— Start —

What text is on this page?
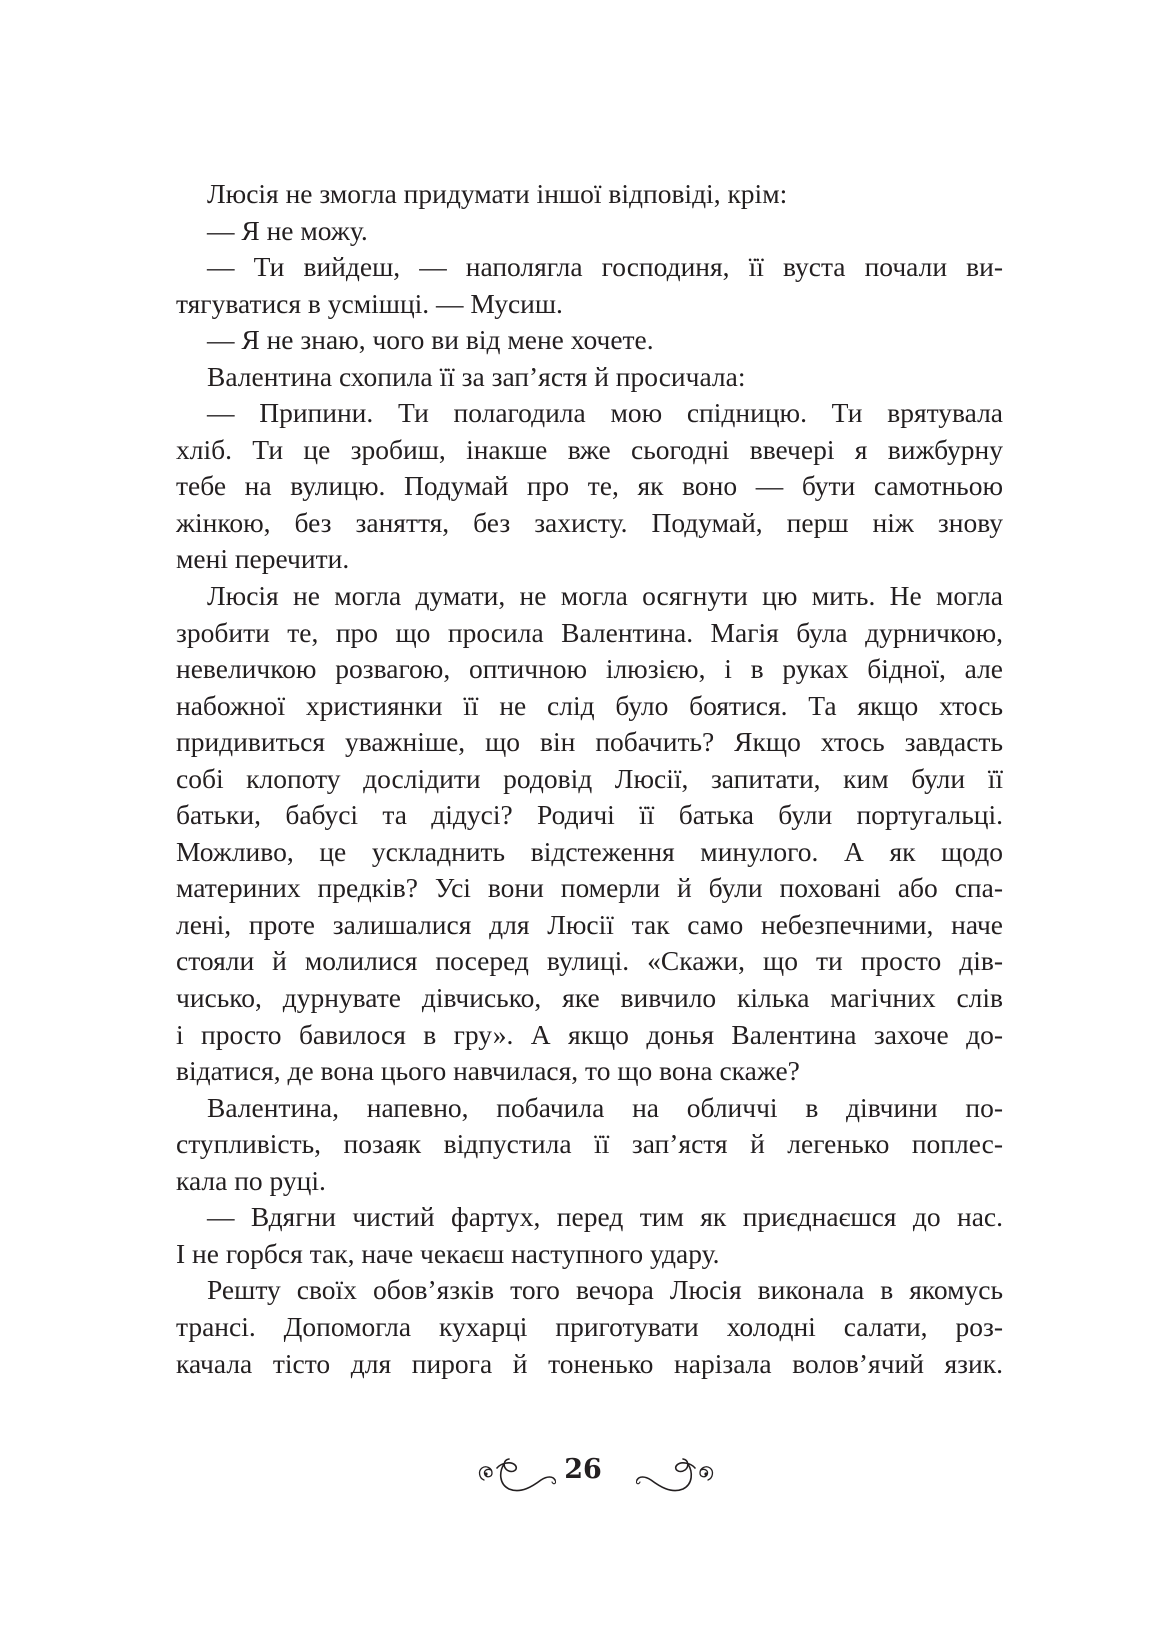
Люсія не змогла придумати іншої відповіді, крім:
— Я не можу.
— Ти вийдеш, — наполягла господиня, її вуста почали ви-
тягуватися в усмішці. — Мусиш.
— Я не знаю, чого ви від мене хочете.
Валентина схопила її за зап’ястя й просичала:
— Припини. Ти полагодила мою спідницю. Ти врятувала
хліб. Ти це зробиш, інакше вже сьогодні ввечері я вижбурну
тебе на вулицю. Подумай про те, як воно — бути самотньою
жінкою, без заняття, без захисту. Подумай, перш ніж знову
мені перечити.
Люсія не могла думати, не могла осягнути цю мить. Не могла
зробити те, про що просила Валентина. Магія була дурничкою,
невеличкою розвагою, оптичною ілюзією, і в руках бідної, але
набожної християнки її не слід було боятися. Та якщо хтось
придивиться уважніше, що він побачить? Якщо хтось завдасть
собі клопоту дослідити родовід Люсії, запитати, ким були її
батьки, бабусі та дідусі? Родичі її батька були португальці.
Можливо, це ускладнить відстеження минулого. А як щодо
материних предків? Усі вони померли й були поховані або спа-
лені, проте залишалися для Люсії так само небезпечними, наче
стояли й молилися посеред вулиці. «Скажи, що ти просто дів-
чисько, дурнувате дівчисько, яке вивчило кілька магічних слів
і просто бавилося в гру». А якщо донья Валентина захоче до-
відатися, де вона цього навчилася, то що вона скаже?
Валентина, напевно, побачила на обличчі в дівчини по-
ступливість, позаяк відпустила її зап’ястя й легенько поплес-
кала по руці.
— Вдягни чистий фартух, перед тим як приєднаєшся до нас.
І не горбся так, наче чекаєш наступного удару.
Решту своїх обов’язків того вечора Люсія виконала в якомусь
трансі. Допомогла кухарці приготувати холодні салати, роз-
качала тісто для пирога й тоненько нарізала волов’ячий язик.
26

— End —

**Written instruction:**
Pull every line containing "Люсії" from the material above.

**Solution to this exercise:**
собі клопоту дослідити родовід Люсії, запитати, ким були її
лені, проте залишалися для Люсії так само небезпечними, наче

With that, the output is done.